◆ Exercise ◆
From the entries below, count the lines with "todas". Write only the count.

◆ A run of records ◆
────────

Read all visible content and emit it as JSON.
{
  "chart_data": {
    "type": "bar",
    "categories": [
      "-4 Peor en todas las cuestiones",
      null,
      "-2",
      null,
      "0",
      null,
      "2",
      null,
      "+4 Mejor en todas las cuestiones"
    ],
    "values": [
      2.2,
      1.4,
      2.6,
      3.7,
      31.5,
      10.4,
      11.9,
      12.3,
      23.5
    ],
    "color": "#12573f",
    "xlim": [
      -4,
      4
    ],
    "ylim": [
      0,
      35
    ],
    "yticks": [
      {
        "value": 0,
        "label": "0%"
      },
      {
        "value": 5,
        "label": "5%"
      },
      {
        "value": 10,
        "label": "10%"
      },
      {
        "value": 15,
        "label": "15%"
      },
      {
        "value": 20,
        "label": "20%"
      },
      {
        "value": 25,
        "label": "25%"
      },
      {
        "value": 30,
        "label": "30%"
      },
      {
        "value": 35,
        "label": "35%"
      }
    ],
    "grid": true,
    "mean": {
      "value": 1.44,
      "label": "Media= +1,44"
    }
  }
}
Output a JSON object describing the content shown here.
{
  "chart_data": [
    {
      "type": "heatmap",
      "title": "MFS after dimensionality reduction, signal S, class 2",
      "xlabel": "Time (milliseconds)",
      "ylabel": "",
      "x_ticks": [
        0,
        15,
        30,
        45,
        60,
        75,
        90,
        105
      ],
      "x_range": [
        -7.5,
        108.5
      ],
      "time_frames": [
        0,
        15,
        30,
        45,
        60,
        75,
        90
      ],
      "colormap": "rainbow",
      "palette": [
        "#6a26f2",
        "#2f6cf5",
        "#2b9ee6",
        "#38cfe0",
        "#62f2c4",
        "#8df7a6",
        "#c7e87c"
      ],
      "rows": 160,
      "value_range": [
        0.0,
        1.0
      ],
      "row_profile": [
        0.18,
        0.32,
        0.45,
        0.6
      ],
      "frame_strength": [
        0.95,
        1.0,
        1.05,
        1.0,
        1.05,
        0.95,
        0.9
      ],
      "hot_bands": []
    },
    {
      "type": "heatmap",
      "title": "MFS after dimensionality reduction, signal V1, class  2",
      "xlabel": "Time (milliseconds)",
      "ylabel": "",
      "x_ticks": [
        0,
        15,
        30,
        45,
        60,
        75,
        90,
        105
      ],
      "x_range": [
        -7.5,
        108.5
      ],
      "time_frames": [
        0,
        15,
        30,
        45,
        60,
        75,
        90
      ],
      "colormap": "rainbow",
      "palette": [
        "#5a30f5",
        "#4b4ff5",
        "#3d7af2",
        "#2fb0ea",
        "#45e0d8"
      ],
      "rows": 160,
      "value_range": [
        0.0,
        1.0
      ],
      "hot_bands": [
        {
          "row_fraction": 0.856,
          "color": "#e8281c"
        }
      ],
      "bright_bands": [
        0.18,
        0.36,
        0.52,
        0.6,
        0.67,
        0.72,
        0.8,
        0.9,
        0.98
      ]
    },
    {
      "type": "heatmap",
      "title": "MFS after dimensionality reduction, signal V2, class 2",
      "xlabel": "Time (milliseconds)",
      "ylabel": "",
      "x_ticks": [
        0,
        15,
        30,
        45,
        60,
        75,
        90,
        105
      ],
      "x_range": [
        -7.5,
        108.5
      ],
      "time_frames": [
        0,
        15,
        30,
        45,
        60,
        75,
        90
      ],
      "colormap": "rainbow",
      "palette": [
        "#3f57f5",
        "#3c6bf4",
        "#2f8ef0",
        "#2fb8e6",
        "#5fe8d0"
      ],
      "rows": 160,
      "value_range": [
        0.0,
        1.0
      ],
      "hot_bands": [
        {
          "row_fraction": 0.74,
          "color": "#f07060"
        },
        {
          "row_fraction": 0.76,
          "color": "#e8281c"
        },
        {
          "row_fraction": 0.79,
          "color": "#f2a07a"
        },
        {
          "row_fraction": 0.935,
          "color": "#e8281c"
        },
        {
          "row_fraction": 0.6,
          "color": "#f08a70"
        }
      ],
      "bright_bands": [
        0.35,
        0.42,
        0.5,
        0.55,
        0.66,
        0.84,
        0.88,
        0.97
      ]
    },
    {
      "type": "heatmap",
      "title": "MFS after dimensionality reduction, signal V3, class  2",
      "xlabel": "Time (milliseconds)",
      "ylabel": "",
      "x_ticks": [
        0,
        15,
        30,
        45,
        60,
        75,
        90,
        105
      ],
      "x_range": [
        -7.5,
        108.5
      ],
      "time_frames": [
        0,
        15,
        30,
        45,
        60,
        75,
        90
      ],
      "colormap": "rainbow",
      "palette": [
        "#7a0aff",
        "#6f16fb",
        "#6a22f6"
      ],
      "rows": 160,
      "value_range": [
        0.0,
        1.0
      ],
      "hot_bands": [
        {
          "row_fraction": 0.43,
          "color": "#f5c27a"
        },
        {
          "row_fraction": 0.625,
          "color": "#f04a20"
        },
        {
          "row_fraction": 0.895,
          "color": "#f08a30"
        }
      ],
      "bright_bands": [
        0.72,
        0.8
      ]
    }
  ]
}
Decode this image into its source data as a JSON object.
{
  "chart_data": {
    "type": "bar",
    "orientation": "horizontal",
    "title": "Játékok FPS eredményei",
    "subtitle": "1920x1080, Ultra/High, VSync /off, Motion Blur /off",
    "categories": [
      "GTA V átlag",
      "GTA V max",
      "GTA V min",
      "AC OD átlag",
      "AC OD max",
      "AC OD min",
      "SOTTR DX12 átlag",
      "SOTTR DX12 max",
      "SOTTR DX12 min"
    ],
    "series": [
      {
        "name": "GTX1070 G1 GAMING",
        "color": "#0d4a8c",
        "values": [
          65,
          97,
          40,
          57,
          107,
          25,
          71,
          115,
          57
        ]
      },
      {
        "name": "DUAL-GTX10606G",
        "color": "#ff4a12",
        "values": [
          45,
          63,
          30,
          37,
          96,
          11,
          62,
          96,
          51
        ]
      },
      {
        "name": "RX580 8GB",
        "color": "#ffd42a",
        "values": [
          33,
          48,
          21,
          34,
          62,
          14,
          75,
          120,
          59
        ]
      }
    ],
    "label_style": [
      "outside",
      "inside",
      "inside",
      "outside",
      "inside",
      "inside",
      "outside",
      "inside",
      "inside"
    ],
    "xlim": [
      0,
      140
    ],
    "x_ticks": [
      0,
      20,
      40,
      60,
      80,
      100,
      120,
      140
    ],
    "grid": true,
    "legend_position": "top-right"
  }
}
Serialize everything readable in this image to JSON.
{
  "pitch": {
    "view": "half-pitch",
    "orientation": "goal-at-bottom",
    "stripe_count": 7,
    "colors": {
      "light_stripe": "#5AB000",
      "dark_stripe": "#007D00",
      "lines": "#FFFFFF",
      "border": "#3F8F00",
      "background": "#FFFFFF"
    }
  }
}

────────

◆ The result ◆
2